* [Vorliegender Text]:
▼

Kaplan Justin: Die drei Säulen in der Kirche während der Fastenzeit heißen traditionell Beten, Fasten, Almosen geben. Mit dem Sakrament der Buße kurz vor dem Osterfest wird diese abgerundet. Konkrete Beispiele zum Anfassen sind beispielsweise der Besuch der ein oder anderen Fastenpredigt des Pfarrgemeinderats in unserer Herz-Jesu-Kirche, die jeden Freitag ab dem 10. März dort stattfinden wird. Ich persönlich freue mich sehr auf die „Gastprediger“ wie beispielsweise Pfarrer Edmund Prechtl oder auch dem gebürtigen Immenreuther Pfarrer Markus Schmid.
NEUE TAG: In ihrer Doktorarbeit behandeln sie die zunehmende Distanz zwischen der traditionellen Kirche und der heutigen modernen Zeit. Sie sehen es als Herausforderung hier Brücken zu bauen. Wo sind die Baustellen und wo können die Menschen zusammen anpacken, dass der christliche Glaube wieder einen höheren Stellenwert in unseren Familien bekommt ?
Kaplan Justin: Das Evangelium wurde seit Jesus Christi zwar nie neu erfunden, aber immer wieder in seiner Auslegung neu angepasst. Viele Vertreter in den letzten Jahrhunderten (wie beispielsweise die Franzosen Marie-Dominique Chenu oder Yves Congar) haben darauf aufmerksam gemacht, dass man die kirchliche Traditionen einerseits, sowie das Leben und das Bewusstsein der jeweiligen Zeit andererseits immer wieder aufeinander abstimmen muss. Dies darf jedoch nicht andauernd nach Belieben geschehen, sondern muss sich an dem Werteverständnis des Evangeliums orientieren.

▲

* [Gespeicherte Daten]:
▼

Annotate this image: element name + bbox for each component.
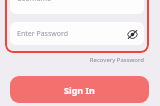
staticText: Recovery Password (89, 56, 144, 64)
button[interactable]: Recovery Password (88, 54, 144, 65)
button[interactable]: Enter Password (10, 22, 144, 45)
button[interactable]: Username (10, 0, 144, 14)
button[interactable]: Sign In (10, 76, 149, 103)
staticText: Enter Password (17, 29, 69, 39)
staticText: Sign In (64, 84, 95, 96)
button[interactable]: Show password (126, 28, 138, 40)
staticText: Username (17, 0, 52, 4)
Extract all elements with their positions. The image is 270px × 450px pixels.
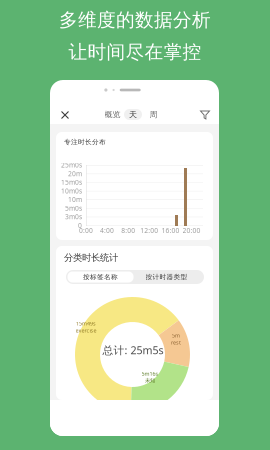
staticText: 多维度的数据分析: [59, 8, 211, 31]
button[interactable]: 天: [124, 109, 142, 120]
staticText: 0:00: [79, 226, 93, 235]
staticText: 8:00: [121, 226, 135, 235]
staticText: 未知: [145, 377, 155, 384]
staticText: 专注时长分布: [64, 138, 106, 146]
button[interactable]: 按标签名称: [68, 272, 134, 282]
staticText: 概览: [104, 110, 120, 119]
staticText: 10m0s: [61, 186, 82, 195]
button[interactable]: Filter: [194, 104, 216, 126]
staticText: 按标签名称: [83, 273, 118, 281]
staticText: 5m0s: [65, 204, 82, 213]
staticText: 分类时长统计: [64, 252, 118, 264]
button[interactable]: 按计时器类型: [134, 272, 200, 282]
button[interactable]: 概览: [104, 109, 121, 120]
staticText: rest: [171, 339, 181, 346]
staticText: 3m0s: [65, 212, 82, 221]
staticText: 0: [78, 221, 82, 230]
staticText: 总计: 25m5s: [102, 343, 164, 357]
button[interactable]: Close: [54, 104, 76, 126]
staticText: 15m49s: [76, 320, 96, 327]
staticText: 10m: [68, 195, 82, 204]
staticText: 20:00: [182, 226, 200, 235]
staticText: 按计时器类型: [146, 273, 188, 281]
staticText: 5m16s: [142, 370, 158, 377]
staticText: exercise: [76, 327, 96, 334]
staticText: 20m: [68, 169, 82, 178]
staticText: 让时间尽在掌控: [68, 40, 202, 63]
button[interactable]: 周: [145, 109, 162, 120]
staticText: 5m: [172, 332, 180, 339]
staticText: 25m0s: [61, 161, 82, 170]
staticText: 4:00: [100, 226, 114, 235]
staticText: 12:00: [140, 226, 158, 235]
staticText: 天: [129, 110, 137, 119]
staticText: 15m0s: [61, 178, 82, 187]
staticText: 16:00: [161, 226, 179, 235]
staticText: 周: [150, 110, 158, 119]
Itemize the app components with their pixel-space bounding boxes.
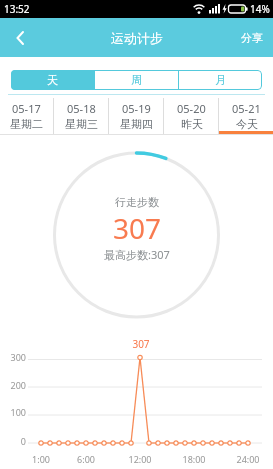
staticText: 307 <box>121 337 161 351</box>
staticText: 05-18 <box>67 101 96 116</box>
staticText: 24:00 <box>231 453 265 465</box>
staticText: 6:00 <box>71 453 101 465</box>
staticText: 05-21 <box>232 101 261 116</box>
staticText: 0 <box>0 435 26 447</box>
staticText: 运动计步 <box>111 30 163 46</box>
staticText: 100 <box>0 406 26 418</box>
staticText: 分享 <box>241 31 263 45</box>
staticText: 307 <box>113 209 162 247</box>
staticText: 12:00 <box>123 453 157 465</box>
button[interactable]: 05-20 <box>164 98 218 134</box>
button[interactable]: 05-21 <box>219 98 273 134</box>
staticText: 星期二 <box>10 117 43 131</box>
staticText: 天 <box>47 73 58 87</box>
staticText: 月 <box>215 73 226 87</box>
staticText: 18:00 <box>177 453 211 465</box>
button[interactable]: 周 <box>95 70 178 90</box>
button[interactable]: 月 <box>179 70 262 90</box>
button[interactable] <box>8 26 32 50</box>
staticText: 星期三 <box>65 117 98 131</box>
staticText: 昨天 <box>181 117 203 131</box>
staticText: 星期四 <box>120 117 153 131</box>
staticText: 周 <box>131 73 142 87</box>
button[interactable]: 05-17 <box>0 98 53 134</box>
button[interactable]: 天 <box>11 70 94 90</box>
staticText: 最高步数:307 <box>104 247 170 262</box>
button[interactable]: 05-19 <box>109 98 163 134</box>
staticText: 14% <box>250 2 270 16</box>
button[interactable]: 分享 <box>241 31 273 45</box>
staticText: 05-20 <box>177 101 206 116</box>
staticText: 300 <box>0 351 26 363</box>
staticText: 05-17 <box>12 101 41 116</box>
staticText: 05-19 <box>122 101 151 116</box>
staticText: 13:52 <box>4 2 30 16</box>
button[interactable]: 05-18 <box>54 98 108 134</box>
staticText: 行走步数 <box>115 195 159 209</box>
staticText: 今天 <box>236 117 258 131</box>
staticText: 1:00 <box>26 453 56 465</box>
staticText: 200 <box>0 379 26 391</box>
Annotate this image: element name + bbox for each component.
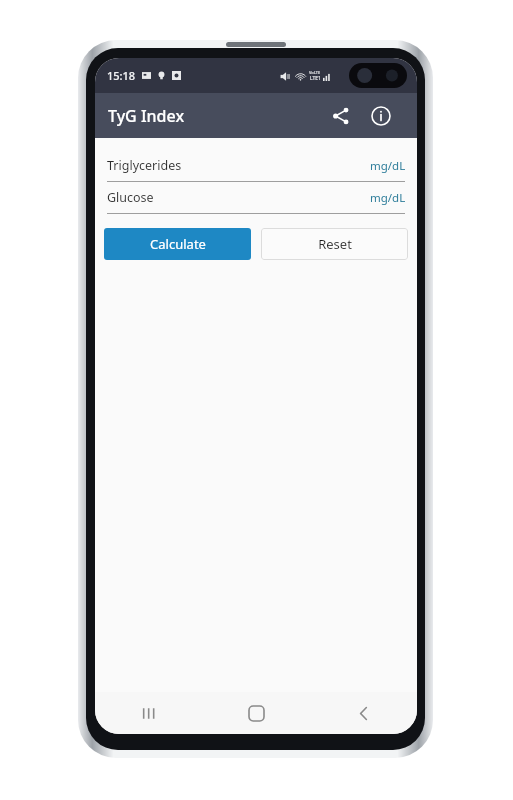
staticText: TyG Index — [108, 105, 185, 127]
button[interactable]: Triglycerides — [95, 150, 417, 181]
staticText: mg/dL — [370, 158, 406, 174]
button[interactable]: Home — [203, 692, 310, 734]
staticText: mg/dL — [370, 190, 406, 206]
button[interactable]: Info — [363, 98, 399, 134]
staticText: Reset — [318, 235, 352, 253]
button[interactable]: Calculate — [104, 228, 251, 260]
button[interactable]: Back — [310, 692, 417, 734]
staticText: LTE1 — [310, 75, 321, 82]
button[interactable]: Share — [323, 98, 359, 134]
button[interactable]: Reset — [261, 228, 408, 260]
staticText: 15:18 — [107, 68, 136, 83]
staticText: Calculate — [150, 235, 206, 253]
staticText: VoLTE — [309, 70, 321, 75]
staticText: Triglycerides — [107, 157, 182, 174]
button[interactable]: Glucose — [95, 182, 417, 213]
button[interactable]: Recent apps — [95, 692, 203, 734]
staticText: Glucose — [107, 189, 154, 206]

▲

* [Aufgaben]:
- 1) Welche drei Säulen der Fastenzeit nennt Kaplan Justin im Interview?
- 2) Schreiben Sie aus dem Interview mit Kaplan Justin den Abschnitt zwischen „NEUE TAG: In“ und „Familien bekommt ?“ einschließlich ab.
- 3) Führen Sie das Interview mit Kaplan Justin nach seinem letzten Satz weiter.

* [Antworten]:
- 1) Beten, Fasten und Almosen geben.

- 2)
NEUE TAG: In ihrer Doktorarbeit behandeln sie die zunehmende Distanz zwischen der traditionellen Kirche und der heutigen modernen Zeit. Sie sehen es als Herausforderung hier Brücken zu bauen. Wo sind die Baustellen und wo können die Menschen zusammen anpacken, dass der christliche Glaube wieder einen höheren Stellenwert in unseren Familien bekommt ?

- 3)
NEUE TAG: Papst Franziskus fällt durch sein Verhalten und spontanen Aktionen hier immer wieder auf, der unkompliziert und sehr volksnah wirkt. Was kann er, was wir alle anscheinend nicht zu verstehen wissen ?
Kaplan Justin: Lassen Sie es mich an zwei Gleichnissen aus der Bibel erklären. Beim Gleichnis von den „anvertrauten Talenten“ schildert Jesus einen Herren, der seine Knechte reich mit finanziellen Mitteln ausstattet, sich dann auf Reisen begibt und nach seiner Rückkehr Abrechnung hält. Die ersten beiden Knechte erwirtschaften Gewinn. Das Geld des Letzten hingegen, der aus Angst gar nichts investierte und es stattdessen vergrub, lässt der Herr wegnehmen und spricht es zu Recht dem Erfolgreichsten zu.
NEUE TAG: Und wie kann man dies auf die Herausforderung in der heutigen Zeit übertragen ?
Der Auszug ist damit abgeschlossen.